Essa questão, os desenvolvimentos do seminário do ano seguinte permitem entender que ela concerne eminentemente ao registro do ato, esse registro novo que Lacan tenta afirmar como essencial à teoria analítica. Aqui, se quiserem, na pergunta a Jakobson, seria do ato lingüístico que se trataria. Temos aí uma maneira de situar o quanto Lacan, um ano antes de se entregar a essa questão do ato psicanalítico, já tinha esse registro em mente. Podemos, com efeito, tentar adaptar a fórmula de Lacan ao que se refere ao ato psicanalítico: “Será que pensamos que a experiência analítica é de natureza a exigir, naqueles que ela formou, uma mudança de posição radical no nível do sujeito?”. Ou ainda, pela segunda formulação de Lacan: “Será que você pensa que a formação de um analista, sua própria análise portanto, isso engendra nele uma marca tal que seu modo de abordar todos os problemas é algo que carrega um selo absolutamente original?”. Não teríamos assim uma formulação que permite circunscrever o máximo possível a natureza desse ato psicanalítico no qual Lacan nos inicia no decorrer das quatro primeiras lições do seminário? É essa formulação que eu lhes proponho reter como uma definição possível do ato psicanalítico. Eu a indico a vocês porque essa definição me serviu de fio condutor para a leitura das lições 5, 6 e 7 desse seminário. É esse fio que eu lhes proponho então seguir, para perdê-lo, já que Lacan ressalta, durante a lição precedente, que a apreensão do saber para a psicanálise procede de um “eu perco”, no sentido em que se diz “eu perco o fio”, teremos ocasião de voltar a isso.

> [OBJETIVO 1] Liste todos os trechos que aparecem entre aspas no texto sobre o ato psicanalítico.
> [OBJETIVO 2] Prossiga o texto sobre o ato psicanalítico a partir do ponto em que ele termina.

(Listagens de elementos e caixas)
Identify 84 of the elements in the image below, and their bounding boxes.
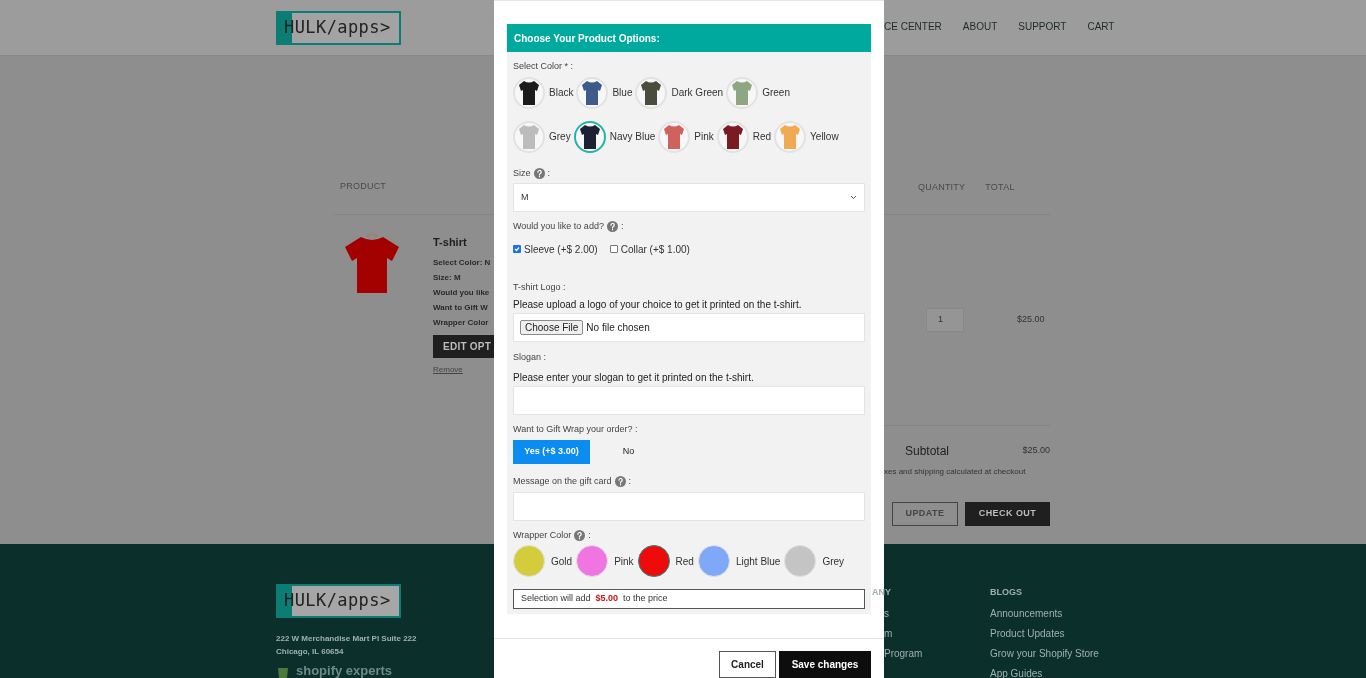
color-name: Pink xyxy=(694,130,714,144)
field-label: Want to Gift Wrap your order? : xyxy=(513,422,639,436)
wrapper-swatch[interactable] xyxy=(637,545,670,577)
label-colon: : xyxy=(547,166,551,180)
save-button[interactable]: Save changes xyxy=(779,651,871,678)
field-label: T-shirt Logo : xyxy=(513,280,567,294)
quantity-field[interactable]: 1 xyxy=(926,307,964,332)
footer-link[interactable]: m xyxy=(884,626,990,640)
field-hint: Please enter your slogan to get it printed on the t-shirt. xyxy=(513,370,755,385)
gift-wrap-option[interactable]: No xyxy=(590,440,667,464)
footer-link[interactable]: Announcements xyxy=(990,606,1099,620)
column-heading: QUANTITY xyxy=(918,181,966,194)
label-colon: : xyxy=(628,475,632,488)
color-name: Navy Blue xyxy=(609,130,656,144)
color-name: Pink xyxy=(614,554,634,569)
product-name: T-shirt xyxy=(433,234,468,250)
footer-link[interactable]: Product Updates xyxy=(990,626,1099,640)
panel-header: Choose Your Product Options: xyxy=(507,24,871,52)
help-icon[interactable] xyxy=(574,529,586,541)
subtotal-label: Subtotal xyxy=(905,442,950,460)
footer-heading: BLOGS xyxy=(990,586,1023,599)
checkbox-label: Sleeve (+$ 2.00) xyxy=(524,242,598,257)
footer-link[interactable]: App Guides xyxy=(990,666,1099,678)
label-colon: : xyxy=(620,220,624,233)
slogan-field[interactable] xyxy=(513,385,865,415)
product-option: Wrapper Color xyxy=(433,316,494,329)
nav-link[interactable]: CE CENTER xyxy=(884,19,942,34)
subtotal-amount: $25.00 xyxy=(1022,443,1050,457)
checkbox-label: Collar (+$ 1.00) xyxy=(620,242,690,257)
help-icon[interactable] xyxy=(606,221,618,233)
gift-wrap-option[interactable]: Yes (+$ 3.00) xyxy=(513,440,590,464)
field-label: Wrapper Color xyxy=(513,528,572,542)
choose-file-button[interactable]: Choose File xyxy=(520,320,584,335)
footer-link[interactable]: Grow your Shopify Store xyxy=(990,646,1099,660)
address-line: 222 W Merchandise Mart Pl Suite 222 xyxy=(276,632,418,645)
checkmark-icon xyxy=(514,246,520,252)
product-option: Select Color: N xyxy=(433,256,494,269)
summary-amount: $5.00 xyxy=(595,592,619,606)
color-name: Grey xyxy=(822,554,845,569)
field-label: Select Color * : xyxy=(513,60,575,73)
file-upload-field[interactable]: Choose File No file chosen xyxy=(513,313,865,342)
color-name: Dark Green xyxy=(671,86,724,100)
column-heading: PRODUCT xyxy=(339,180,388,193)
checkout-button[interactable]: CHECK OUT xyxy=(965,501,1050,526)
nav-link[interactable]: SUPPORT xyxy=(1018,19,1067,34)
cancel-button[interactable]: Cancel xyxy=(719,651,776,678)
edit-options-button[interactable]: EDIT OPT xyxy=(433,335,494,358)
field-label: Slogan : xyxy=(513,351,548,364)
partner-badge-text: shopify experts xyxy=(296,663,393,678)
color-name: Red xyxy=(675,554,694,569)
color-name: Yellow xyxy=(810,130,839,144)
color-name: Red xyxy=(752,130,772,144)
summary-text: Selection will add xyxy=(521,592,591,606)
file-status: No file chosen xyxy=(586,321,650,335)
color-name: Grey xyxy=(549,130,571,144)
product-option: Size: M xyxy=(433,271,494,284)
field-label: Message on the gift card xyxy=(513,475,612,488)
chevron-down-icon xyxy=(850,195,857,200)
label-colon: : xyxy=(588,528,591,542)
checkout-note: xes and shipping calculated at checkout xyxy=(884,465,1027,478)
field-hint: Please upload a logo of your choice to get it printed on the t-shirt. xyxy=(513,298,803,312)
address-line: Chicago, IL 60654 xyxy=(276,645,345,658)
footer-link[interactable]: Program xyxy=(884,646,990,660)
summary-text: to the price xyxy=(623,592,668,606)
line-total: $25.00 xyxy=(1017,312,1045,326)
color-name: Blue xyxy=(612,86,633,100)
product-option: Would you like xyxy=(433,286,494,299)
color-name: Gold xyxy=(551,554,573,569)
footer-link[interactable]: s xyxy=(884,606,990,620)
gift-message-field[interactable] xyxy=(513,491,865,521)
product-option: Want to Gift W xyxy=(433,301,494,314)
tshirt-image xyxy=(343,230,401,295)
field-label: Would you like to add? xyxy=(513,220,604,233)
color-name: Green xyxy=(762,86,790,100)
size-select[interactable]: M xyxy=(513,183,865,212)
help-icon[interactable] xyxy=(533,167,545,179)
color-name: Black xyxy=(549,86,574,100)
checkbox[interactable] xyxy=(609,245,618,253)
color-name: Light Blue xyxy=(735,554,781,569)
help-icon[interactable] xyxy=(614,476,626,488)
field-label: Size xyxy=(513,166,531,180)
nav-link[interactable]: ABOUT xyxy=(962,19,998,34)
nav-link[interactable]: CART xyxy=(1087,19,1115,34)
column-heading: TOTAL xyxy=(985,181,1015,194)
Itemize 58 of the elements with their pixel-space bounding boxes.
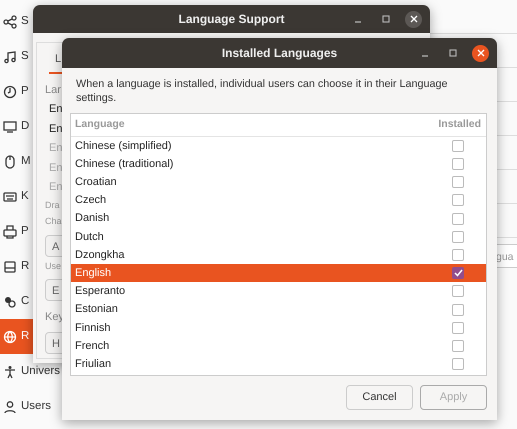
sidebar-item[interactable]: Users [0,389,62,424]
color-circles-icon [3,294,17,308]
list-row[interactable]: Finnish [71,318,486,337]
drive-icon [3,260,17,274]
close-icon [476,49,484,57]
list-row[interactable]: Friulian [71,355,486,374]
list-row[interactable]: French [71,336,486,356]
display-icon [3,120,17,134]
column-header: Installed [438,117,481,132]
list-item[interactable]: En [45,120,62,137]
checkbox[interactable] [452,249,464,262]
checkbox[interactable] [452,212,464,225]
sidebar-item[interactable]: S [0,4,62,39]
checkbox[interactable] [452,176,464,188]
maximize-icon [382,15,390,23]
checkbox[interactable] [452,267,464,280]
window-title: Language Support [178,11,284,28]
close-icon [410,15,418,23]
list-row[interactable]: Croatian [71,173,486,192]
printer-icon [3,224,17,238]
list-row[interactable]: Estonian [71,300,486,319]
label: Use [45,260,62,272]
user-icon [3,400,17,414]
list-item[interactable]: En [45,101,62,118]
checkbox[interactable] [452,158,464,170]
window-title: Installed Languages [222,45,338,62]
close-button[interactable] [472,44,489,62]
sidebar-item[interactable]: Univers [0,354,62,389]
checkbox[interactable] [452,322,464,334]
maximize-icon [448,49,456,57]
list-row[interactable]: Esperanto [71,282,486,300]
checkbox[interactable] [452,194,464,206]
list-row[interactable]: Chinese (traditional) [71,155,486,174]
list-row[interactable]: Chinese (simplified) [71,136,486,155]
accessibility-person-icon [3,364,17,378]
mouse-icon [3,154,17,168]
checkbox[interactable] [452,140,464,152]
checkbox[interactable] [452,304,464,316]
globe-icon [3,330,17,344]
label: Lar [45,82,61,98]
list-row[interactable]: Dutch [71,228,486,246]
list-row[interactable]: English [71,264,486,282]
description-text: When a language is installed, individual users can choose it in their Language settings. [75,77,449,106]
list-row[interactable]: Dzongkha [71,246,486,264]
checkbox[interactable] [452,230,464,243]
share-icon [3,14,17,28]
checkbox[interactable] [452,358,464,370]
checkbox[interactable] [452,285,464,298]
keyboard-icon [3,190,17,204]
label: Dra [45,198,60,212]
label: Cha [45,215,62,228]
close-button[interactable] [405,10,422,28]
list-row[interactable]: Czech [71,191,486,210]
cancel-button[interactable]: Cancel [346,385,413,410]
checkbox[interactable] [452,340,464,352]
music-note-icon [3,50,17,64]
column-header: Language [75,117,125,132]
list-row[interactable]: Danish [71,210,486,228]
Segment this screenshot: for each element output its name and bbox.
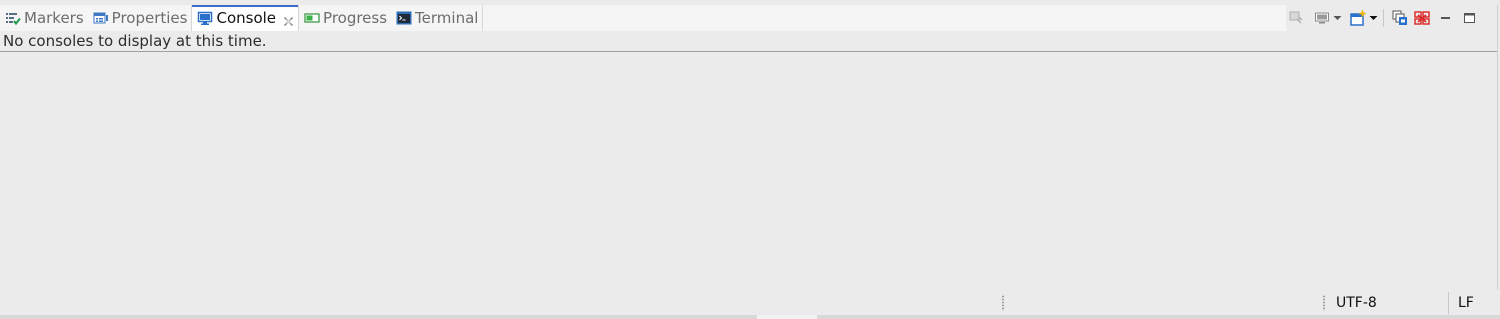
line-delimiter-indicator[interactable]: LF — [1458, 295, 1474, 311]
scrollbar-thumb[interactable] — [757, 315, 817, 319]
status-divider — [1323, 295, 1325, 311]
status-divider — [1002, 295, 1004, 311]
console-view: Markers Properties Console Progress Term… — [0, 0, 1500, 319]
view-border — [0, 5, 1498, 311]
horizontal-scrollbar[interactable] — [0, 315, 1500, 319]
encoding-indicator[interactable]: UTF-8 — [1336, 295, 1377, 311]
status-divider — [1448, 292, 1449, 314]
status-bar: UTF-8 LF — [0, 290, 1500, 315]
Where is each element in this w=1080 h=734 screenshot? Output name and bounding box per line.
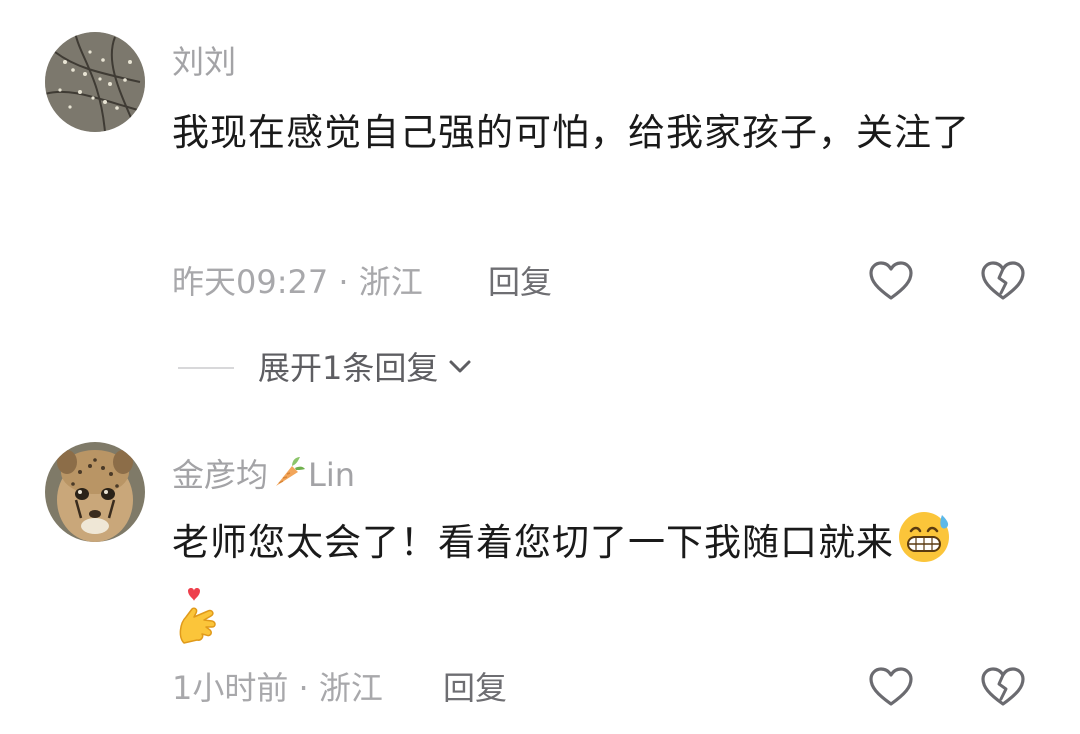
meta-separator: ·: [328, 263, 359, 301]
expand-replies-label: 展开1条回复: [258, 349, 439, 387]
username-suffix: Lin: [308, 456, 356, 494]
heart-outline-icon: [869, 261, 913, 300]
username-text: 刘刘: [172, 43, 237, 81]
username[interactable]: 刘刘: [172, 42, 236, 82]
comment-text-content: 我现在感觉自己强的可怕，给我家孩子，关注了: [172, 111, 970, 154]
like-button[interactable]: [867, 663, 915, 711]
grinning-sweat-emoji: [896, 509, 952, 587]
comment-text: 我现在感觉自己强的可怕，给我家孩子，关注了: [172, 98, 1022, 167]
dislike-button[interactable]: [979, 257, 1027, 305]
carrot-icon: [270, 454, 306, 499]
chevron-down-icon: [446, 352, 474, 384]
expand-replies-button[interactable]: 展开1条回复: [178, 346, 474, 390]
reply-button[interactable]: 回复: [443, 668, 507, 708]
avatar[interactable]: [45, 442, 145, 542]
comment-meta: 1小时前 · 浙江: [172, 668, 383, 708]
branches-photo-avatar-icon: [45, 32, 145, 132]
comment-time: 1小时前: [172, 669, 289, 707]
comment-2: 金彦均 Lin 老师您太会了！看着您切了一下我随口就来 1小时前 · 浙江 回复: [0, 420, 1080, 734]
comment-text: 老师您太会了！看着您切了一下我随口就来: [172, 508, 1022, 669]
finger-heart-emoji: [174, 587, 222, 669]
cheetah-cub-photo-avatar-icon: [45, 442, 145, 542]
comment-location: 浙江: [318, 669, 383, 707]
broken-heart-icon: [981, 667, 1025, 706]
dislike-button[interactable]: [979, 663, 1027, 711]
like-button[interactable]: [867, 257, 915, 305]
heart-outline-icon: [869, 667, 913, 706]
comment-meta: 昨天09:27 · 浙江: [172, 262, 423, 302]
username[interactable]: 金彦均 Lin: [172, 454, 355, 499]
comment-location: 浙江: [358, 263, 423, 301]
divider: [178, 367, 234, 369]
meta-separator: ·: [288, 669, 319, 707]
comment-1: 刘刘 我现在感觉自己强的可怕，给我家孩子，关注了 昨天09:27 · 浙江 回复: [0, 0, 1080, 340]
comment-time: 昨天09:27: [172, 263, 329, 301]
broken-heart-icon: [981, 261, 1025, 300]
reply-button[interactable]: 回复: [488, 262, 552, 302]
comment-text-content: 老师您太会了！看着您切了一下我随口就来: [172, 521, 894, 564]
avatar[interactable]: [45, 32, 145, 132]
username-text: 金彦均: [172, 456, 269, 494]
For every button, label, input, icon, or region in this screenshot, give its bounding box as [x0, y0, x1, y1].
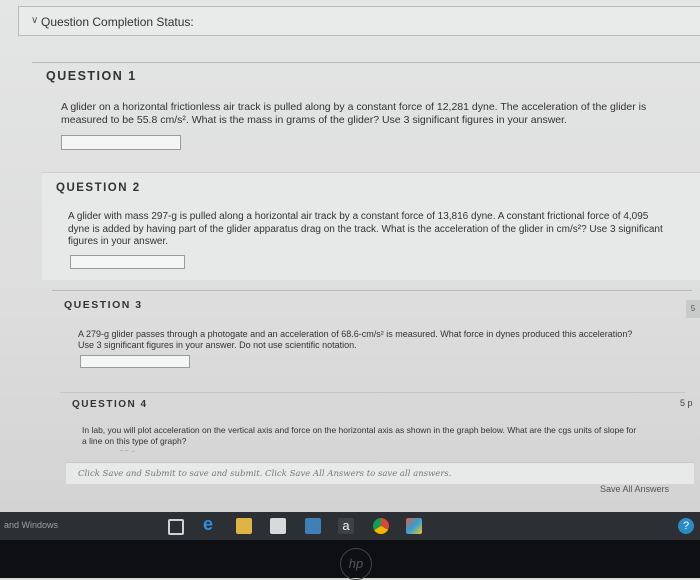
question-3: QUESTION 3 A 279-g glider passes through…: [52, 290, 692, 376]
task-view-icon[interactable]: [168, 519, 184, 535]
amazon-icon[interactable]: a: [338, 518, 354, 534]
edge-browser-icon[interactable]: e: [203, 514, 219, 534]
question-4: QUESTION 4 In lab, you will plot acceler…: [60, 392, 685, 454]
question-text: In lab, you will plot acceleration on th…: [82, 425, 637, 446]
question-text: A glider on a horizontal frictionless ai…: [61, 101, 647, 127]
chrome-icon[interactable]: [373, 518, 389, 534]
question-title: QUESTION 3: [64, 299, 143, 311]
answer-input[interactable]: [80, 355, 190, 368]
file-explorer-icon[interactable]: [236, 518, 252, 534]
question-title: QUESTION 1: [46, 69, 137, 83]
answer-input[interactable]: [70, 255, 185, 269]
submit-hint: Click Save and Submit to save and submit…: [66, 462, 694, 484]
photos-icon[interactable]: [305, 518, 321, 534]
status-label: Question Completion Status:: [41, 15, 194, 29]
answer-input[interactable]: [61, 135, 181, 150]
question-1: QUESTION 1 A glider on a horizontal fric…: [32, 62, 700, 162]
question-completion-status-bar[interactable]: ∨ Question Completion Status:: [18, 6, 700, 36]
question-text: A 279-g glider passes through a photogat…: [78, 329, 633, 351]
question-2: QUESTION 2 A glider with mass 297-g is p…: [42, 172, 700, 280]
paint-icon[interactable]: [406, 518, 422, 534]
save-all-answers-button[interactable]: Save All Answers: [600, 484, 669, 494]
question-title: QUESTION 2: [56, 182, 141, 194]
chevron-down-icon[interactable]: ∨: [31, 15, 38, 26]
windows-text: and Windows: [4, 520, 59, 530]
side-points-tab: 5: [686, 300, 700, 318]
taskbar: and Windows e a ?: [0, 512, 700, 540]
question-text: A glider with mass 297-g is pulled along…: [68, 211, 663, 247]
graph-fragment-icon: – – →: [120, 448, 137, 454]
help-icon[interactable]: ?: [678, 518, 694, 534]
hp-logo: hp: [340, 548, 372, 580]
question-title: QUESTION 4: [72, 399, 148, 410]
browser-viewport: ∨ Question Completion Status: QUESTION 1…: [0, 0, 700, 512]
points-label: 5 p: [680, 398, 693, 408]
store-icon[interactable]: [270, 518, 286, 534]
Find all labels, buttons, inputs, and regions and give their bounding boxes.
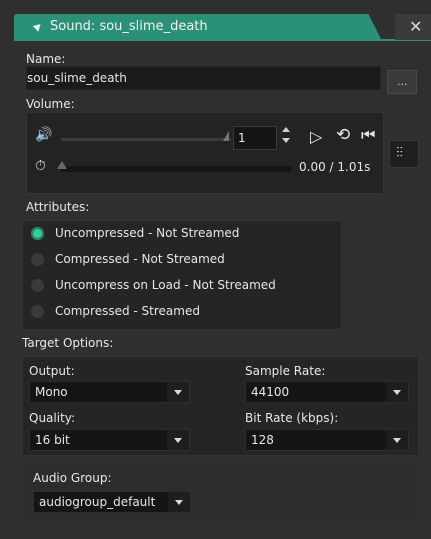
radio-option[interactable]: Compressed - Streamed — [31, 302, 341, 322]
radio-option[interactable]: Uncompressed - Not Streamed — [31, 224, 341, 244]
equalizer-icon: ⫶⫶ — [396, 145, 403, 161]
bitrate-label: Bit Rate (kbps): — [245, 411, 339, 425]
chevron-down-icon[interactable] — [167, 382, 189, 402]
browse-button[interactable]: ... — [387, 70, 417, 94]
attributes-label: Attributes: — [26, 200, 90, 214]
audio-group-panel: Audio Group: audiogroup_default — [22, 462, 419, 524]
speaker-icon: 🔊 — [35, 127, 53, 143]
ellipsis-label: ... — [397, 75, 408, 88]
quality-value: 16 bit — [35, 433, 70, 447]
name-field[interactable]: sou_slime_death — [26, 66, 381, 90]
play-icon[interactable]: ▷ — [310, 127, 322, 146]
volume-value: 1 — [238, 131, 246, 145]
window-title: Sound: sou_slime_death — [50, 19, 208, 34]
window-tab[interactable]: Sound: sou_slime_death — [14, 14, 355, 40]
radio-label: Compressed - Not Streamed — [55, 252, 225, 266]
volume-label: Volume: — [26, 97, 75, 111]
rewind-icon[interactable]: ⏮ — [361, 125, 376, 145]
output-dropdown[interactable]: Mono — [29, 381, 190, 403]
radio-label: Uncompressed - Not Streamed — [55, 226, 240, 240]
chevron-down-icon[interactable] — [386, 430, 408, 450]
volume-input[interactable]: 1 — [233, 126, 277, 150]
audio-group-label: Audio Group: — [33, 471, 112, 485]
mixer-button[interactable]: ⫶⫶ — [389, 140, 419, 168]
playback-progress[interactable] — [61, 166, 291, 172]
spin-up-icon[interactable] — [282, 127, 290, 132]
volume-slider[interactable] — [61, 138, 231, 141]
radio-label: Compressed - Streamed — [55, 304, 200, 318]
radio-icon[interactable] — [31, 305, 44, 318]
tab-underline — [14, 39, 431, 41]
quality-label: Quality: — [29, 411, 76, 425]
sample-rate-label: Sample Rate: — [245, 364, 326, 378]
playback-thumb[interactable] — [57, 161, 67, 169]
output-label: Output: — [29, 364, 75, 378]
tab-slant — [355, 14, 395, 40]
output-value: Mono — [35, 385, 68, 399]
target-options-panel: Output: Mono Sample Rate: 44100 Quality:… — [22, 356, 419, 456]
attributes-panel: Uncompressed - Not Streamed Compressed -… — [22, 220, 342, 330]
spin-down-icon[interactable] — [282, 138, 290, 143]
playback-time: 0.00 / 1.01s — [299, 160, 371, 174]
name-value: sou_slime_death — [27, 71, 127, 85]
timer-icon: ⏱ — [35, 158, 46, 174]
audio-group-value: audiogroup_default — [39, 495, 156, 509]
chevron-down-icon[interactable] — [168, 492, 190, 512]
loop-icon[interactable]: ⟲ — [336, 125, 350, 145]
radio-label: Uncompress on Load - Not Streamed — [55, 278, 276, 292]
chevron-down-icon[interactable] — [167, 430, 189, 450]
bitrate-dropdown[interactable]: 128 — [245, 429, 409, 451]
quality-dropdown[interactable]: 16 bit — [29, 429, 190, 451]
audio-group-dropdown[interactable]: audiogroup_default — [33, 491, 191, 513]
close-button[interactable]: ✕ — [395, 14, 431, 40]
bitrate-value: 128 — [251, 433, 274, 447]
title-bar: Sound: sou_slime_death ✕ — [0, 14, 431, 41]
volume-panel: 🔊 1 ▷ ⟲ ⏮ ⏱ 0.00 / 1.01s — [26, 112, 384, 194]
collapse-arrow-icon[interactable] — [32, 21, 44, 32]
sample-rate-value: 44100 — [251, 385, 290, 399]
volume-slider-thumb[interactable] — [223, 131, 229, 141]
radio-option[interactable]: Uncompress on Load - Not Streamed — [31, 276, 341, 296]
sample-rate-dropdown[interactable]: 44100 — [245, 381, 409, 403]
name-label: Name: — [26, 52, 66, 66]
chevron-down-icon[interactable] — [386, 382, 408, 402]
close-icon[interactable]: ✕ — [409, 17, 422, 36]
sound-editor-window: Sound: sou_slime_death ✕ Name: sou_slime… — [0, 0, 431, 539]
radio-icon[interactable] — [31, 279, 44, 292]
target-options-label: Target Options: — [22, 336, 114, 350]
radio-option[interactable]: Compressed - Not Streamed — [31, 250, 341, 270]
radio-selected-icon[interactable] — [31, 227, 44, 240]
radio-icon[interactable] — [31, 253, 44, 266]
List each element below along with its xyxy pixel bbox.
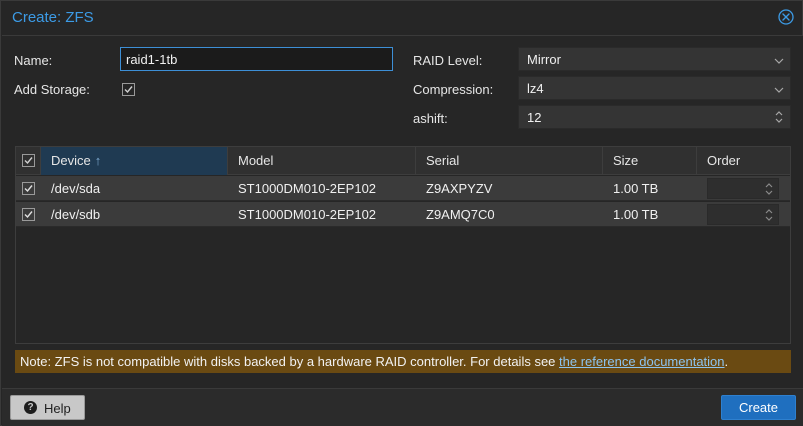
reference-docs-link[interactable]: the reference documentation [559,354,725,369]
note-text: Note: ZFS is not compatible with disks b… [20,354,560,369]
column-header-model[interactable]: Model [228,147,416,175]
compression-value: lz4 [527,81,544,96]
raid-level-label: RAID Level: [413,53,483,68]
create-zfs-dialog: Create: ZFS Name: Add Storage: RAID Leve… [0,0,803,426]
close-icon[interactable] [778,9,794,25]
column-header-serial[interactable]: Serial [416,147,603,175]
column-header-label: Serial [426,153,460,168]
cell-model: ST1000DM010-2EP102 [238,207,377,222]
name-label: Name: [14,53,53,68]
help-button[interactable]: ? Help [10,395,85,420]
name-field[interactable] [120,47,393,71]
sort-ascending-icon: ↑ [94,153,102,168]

> [RESPOSTA 1]
- “Será que pensamos que a experiência analítica é de natureza a exigir, naqueles que ela formou, uma mudança de posição radical no nível do sujeito?”
- “Será que você pensa que a formação de um analista, sua própria análise portanto, isso engendra nele uma marca tal que seu modo de abordar todos os problemas é algo que carrega um selo absolutamente original?”
- “eu perco”
- “eu perco o fio”

> [RESPOSTA 2]
A resposta de Jakobson à questão de Lacan é de uma grande precisão, mas, a meu ver, ela justamente não concerne ao registro do ato. Ela nos permite situar as dificuldades que Lacan vai enfrentar para introduzir esse registro novo do ato psicanalítico. Eu cito para vocês a resposta que Roman Jakobson dá a Lacan: “É curioso que um lingüista… que isso quase não exista, que alguém se torne lingüista. Os psicólogos mostraram que a matemática, a música, são preocupações, capacidades, que aparecem na idade infantil. Se vocês lerem as biografias dos lingüistas, verão que eles já são vistos como predispostos a se tornarem lingüistas com seis, sete, oito anos. É a opinião de Saussure, de uma grande quantidade de lingüistas. O que é que isso quer dizer? Eu me permito dizer que a grande maioria das crianças sabe muito bem pintar e desenhar, mas, numa certa idade, a maioria perde essa capacidade e aqueles que se tornam pintores guardam uma certa aquisição infantil, um certo traço infantil. O lingüista é um homem que guarda uma atitude infantil no nível da língua”.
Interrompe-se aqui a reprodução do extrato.